Extracted information:
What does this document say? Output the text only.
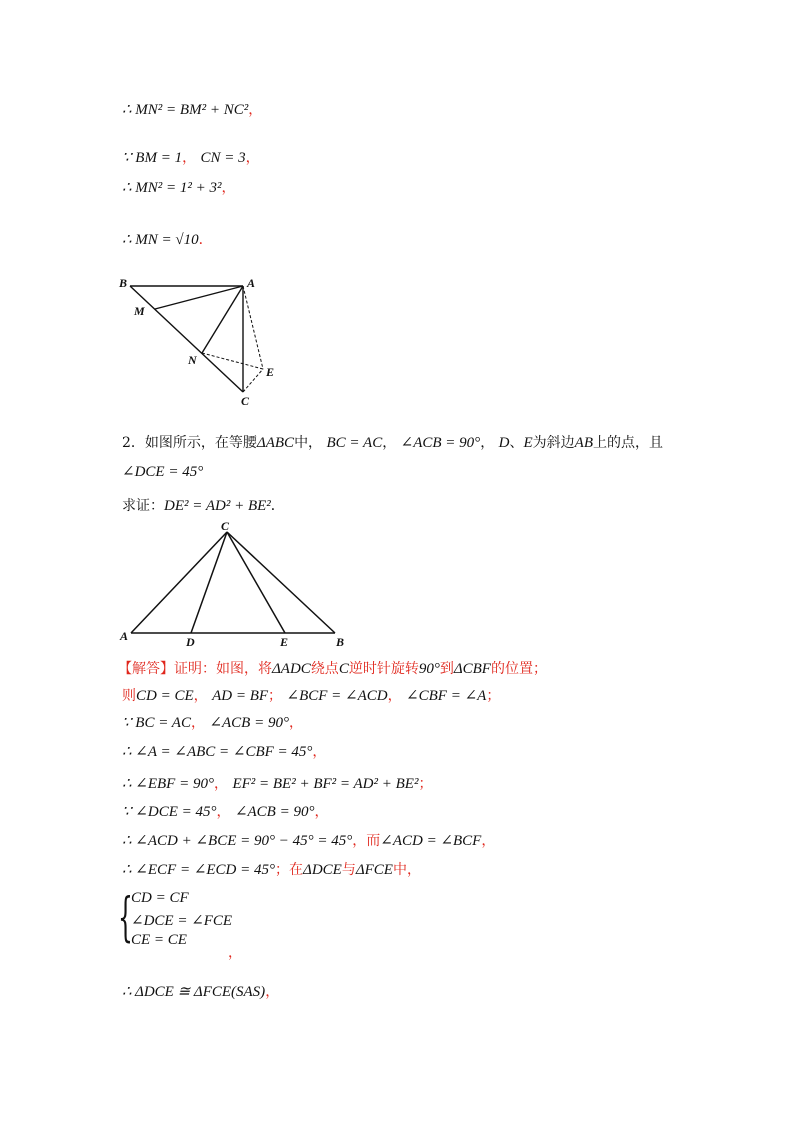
∴ MN² = BM² + NC²，
∵ BM = 1， CN = 3，
∴ MN² = 1² + 3²，
∴ MN = √10．
B	A
M
N
E
C
2．如图所示，在等腰ΔABC中， BC = AC， ∠ACB = 90°， D、E为斜边AB上的点，且
∠DCE = 45°
求证：DE² = AD² + BE²．
C
A	D	E	B
【解答】证明：如图，将ΔADC绕点C逆时针旋转90°到ΔCBF的位置；
则CD = CE， AD = BF； ∠BCF = ∠ACD， ∠CBF = ∠A；
∵ BC = AC， ∠ACB = 90°，
∴ ∠A = ∠ABC = ∠CBF = 45°，
∴ ∠EBF = 90°， EF² = BE² + BF² = AD² + BE²；
∵ ∠DCE = 45°， ∠ACB = 90°，
∴ ∠ACD + ∠BCE = 90° − 45° = 45°，而∠ACD = ∠BCF，
∴ ∠ECF = ∠ECD = 45°；在ΔDCE与ΔFCE中，
{
CD = CF
∠DCE = ∠FCE
CE = CE
，
∴ ΔDCE ≅ ΔFCE(SAS)，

Written instruction: Quote the entries in full. Any image among them is to be omitted from the copy.

Answer to the problem:
What does this document say? Output the text only.
∴ MN² = BM² + NC²，
∵ BM = 1， CN = 3，
∴ MN² = 1² + 3²，
∴ MN = √10．
B	A
M
N
E
C
2．如图所示，在等腰ΔABC中， BC = AC， ∠ACB = 90°， D、E为斜边AB上的点，且
∠DCE = 45°
求证：DE² = AD² + BE²．
C
A	D	E	B
【解答】证明：如图，将ΔADC绕点C逆时针旋转90°到ΔCBF的位置；
则CD = CE， AD = BF； ∠BCF = ∠ACD， ∠CBF = ∠A；
∵ BC = AC， ∠ACB = 90°，
∴ ∠A = ∠ABC = ∠CBF = 45°，
∴ ∠EBF = 90°， EF² = BE² + BF² = AD² + BE²；
∵ ∠DCE = 45°， ∠ACB = 90°，
∴ ∠ACD + ∠BCE = 90° − 45° = 45°，而∠ACD = ∠BCF，
∴ ∠ECF = ∠ECD = 45°；在ΔDCE与ΔFCE中，
{
CD = CF
∠DCE = ∠FCE
CE = CE
，
∴ ΔDCE ≅ ΔFCE(SAS)，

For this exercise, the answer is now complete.